**What is asked:**
Print the listing as it stands, omitting all images.

**Stored entries:**
** start **

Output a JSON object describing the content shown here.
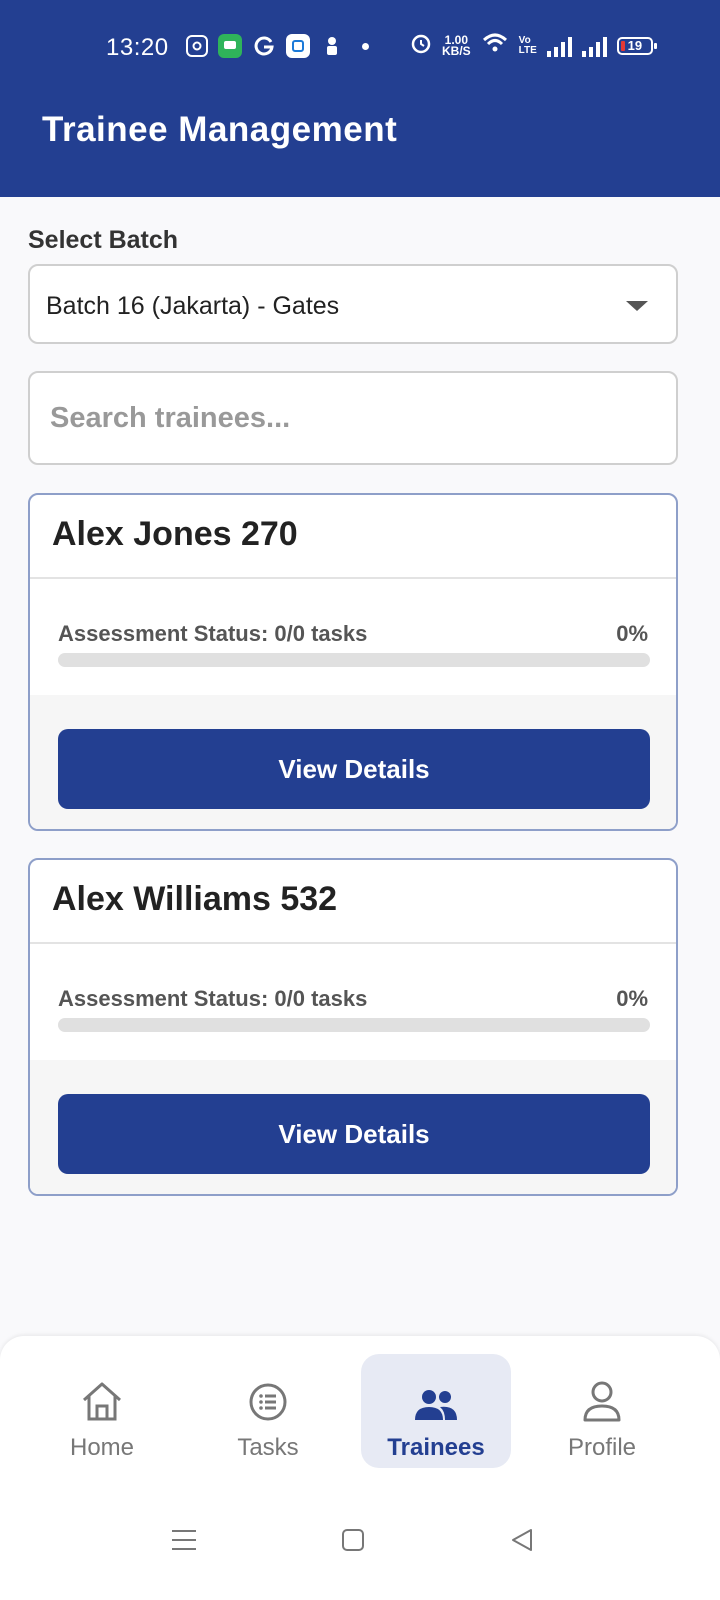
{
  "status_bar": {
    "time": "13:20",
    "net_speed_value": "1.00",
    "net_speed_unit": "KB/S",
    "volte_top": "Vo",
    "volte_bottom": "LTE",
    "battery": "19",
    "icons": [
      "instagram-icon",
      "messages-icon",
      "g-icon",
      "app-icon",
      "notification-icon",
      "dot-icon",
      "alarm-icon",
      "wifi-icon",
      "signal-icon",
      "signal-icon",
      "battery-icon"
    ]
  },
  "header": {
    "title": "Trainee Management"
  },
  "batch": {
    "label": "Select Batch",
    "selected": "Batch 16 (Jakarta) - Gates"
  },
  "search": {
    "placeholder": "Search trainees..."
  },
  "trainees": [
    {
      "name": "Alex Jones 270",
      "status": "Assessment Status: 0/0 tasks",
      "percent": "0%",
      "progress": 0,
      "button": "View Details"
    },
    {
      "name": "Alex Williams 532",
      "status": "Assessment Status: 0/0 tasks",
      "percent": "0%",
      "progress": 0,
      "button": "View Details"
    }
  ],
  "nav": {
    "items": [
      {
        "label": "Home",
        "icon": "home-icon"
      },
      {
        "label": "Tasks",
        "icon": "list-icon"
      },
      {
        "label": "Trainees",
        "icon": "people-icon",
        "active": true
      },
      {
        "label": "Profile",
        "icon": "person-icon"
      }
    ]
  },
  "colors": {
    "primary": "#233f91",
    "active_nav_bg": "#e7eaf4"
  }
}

** end **

**Solution to this task:**
Output a JSON object describing the content shown here.
{
  "status_bar": {
    "time": "13:20",
    "net_speed_value": "1.00",
    "net_speed_unit": "KB/S",
    "volte_top": "Vo",
    "volte_bottom": "LTE",
    "battery": "19",
    "icons": [
      "instagram-icon",
      "messages-icon",
      "g-icon",
      "app-icon",
      "notification-icon",
      "dot-icon",
      "alarm-icon",
      "wifi-icon",
      "signal-icon",
      "signal-icon",
      "battery-icon"
    ]
  },
  "header": {
    "title": "Trainee Management"
  },
  "batch": {
    "label": "Select Batch",
    "selected": "Batch 16 (Jakarta) - Gates"
  },
  "search": {
    "placeholder": "Search trainees..."
  },
  "trainees": [
    {
      "name": "Alex Jones 270",
      "status": "Assessment Status: 0/0 tasks",
      "percent": "0%",
      "progress": 0,
      "button": "View Details"
    },
    {
      "name": "Alex Williams 532",
      "status": "Assessment Status: 0/0 tasks",
      "percent": "0%",
      "progress": 0,
      "button": "View Details"
    }
  ],
  "nav": {
    "items": [
      {
        "label": "Home",
        "icon": "home-icon"
      },
      {
        "label": "Tasks",
        "icon": "list-icon"
      },
      {
        "label": "Trainees",
        "icon": "people-icon",
        "active": true
      },
      {
        "label": "Profile",
        "icon": "person-icon"
      }
    ]
  },
  "colors": {
    "primary": "#233f91",
    "active_nav_bg": "#e7eaf4"
  }
}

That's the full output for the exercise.